**Exercise goal:** Restate every entry word for word.

+++ Extracted data

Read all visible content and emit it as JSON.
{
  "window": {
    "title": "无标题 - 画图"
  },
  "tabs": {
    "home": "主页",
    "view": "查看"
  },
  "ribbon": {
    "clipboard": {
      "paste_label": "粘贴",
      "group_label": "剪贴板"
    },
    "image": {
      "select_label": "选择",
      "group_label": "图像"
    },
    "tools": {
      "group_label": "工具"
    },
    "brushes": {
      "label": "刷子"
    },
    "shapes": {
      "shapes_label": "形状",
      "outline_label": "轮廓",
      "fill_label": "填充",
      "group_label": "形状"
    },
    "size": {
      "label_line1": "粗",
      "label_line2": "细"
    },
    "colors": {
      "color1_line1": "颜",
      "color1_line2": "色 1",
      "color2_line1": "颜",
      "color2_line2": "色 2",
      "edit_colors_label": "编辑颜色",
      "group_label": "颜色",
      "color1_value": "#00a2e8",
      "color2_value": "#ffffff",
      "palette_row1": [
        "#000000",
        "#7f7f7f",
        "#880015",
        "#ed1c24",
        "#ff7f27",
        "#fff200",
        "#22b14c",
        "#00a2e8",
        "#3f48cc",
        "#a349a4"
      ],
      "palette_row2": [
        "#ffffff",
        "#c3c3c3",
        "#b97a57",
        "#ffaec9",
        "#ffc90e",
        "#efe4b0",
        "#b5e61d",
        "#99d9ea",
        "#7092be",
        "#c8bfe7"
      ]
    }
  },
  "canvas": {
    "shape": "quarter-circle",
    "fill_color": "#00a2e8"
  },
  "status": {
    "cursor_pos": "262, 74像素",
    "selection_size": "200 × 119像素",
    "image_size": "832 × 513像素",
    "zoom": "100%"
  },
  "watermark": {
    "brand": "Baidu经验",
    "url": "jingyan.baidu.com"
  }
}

++++++

**Exercise answer:**
Read all visible content and emit it as JSON.
{
  "window": {
    "title": "无标题 - 画图"
  },
  "tabs": {
    "home": "主页",
    "view": "查看"
  },
  "ribbon": {
    "clipboard": {
      "paste_label": "粘贴",
      "group_label": "剪贴板"
    },
    "image": {
      "select_label": "选择",
      "group_label": "图像"
    },
    "tools": {
      "group_label": "工具"
    },
    "brushes": {
      "label": "刷子"
    },
    "shapes": {
      "shapes_label": "形状",
      "outline_label": "轮廓",
      "fill_label": "填充",
      "group_label": "形状"
    },
    "size": {
      "label_line1": "粗",
      "label_line2": "细"
    },
    "colors": {
      "color1_line1": "颜",
      "color1_line2": "色 1",
      "color2_line1": "颜",
      "color2_line2": "色 2",
      "edit_colors_label": "编辑颜色",
      "group_label": "颜色",
      "color1_value": "#00a2e8",
      "color2_value": "#ffffff",
      "palette_row1": [
        "#000000",
        "#7f7f7f",
        "#880015",
        "#ed1c24",
        "#ff7f27",
        "#fff200",
        "#22b14c",
        "#00a2e8",
        "#3f48cc",
        "#a349a4"
      ],
      "palette_row2": [
        "#ffffff",
        "#c3c3c3",
        "#b97a57",
        "#ffaec9",
        "#ffc90e",
        "#efe4b0",
        "#b5e61d",
        "#99d9ea",
        "#7092be",
        "#c8bfe7"
      ]
    }
  },
  "canvas": {
    "shape": "quarter-circle",
    "fill_color": "#00a2e8"
  },
  "status": {
    "cursor_pos": "262, 74像素",
    "selection_size": "200 × 119像素",
    "image_size": "832 × 513像素",
    "zoom": "100%"
  },
  "watermark": {
    "brand": "Baidu经验",
    "url": "jingyan.baidu.com"
  }
}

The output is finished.